• _Dataset records_
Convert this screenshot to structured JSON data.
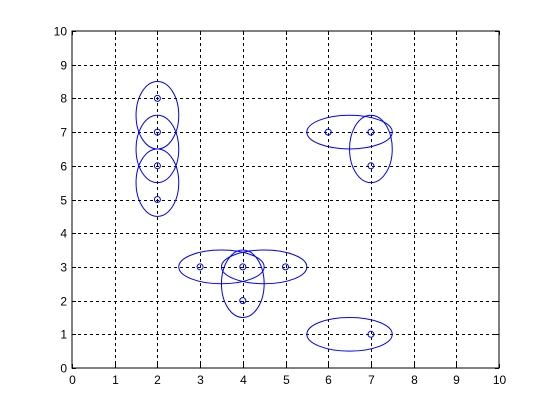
{
  "chart_data": {
    "type": "scatter",
    "title": "",
    "xlabel": "",
    "ylabel": "",
    "xlim": [
      0,
      10
    ],
    "ylim": [
      0,
      10
    ],
    "grid": true,
    "grid_style": "dashed",
    "x_ticks": [
      "0",
      "1",
      "2",
      "3",
      "4",
      "5",
      "6",
      "7",
      "8",
      "9",
      "10"
    ],
    "y_ticks": [
      "0",
      "1",
      "2",
      "3",
      "4",
      "5",
      "6",
      "7",
      "8",
      "9",
      "10"
    ],
    "color": "#0000ff",
    "points": [
      {
        "x": 2,
        "y": 8
      },
      {
        "x": 2,
        "y": 7
      },
      {
        "x": 2,
        "y": 6
      },
      {
        "x": 2,
        "y": 5
      },
      {
        "x": 6,
        "y": 7
      },
      {
        "x": 7,
        "y": 7
      },
      {
        "x": 7,
        "y": 6
      },
      {
        "x": 3,
        "y": 3
      },
      {
        "x": 4,
        "y": 3
      },
      {
        "x": 5,
        "y": 3
      },
      {
        "x": 4,
        "y": 2
      },
      {
        "x": 7,
        "y": 1
      }
    ],
    "ellipses": [
      {
        "cx": 2,
        "cy": 7.5,
        "rx": 0.5,
        "ry": 1
      },
      {
        "cx": 2,
        "cy": 6.5,
        "rx": 0.5,
        "ry": 1
      },
      {
        "cx": 2,
        "cy": 5.5,
        "rx": 0.5,
        "ry": 1
      },
      {
        "cx": 6.5,
        "cy": 7,
        "rx": 1,
        "ry": 0.5
      },
      {
        "cx": 7,
        "cy": 6.5,
        "rx": 0.5,
        "ry": 1
      },
      {
        "cx": 3.5,
        "cy": 3,
        "rx": 1,
        "ry": 0.5
      },
      {
        "cx": 4.5,
        "cy": 3,
        "rx": 1,
        "ry": 0.5
      },
      {
        "cx": 4,
        "cy": 2.5,
        "rx": 0.5,
        "ry": 1
      },
      {
        "cx": 6.5,
        "cy": 1,
        "rx": 1,
        "ry": 0.5
      }
    ]
  }
}
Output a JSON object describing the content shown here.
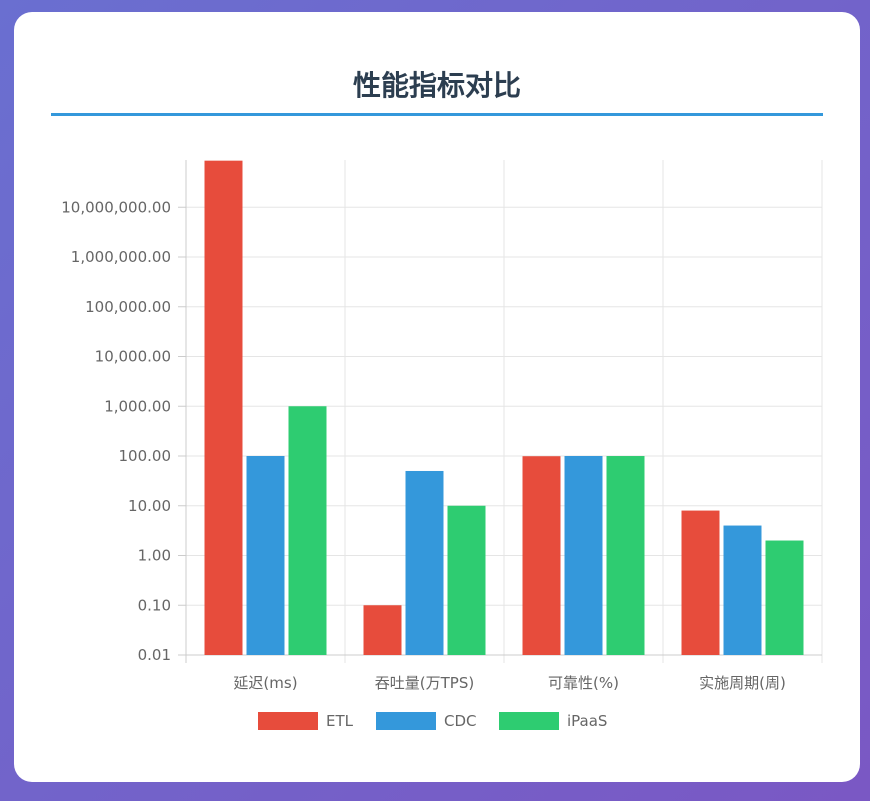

• _Given instruction_
Transcribe all the data word for word; the images stay out.

• _Result_
Convert this screenshot to structured JSON data.
{
  "chart_data": {
    "type": "scatter",
    "title": "",
    "xlabel": "",
    "ylabel": "",
    "xlim": [
      0,
      10
    ],
    "ylim": [
      0,
      10
    ],
    "grid": true,
    "grid_style": "dashed",
    "x_ticks": [
      "0",
      "1",
      "2",
      "3",
      "4",
      "5",
      "6",
      "7",
      "8",
      "9",
      "10"
    ],
    "y_ticks": [
      "0",
      "1",
      "2",
      "3",
      "4",
      "5",
      "6",
      "7",
      "8",
      "9",
      "10"
    ],
    "color": "#0000ff",
    "points": [
      {
        "x": 2,
        "y": 8
      },
      {
        "x": 2,
        "y": 7
      },
      {
        "x": 2,
        "y": 6
      },
      {
        "x": 2,
        "y": 5
      },
      {
        "x": 6,
        "y": 7
      },
      {
        "x": 7,
        "y": 7
      },
      {
        "x": 7,
        "y": 6
      },
      {
        "x": 3,
        "y": 3
      },
      {
        "x": 4,
        "y": 3
      },
      {
        "x": 5,
        "y": 3
      },
      {
        "x": 4,
        "y": 2
      },
      {
        "x": 7,
        "y": 1
      }
    ],
    "ellipses": [
      {
        "cx": 2,
        "cy": 7.5,
        "rx": 0.5,
        "ry": 1
      },
      {
        "cx": 2,
        "cy": 6.5,
        "rx": 0.5,
        "ry": 1
      },
      {
        "cx": 2,
        "cy": 5.5,
        "rx": 0.5,
        "ry": 1
      },
      {
        "cx": 6.5,
        "cy": 7,
        "rx": 1,
        "ry": 0.5
      },
      {
        "cx": 7,
        "cy": 6.5,
        "rx": 0.5,
        "ry": 1
      },
      {
        "cx": 3.5,
        "cy": 3,
        "rx": 1,
        "ry": 0.5
      },
      {
        "cx": 4.5,
        "cy": 3,
        "rx": 1,
        "ry": 0.5
      },
      {
        "cx": 4,
        "cy": 2.5,
        "rx": 0.5,
        "ry": 1
      },
      {
        "cx": 6.5,
        "cy": 1,
        "rx": 1,
        "ry": 0.5
      }
    ]
  }
}
Output a JSON object describing the content shown here.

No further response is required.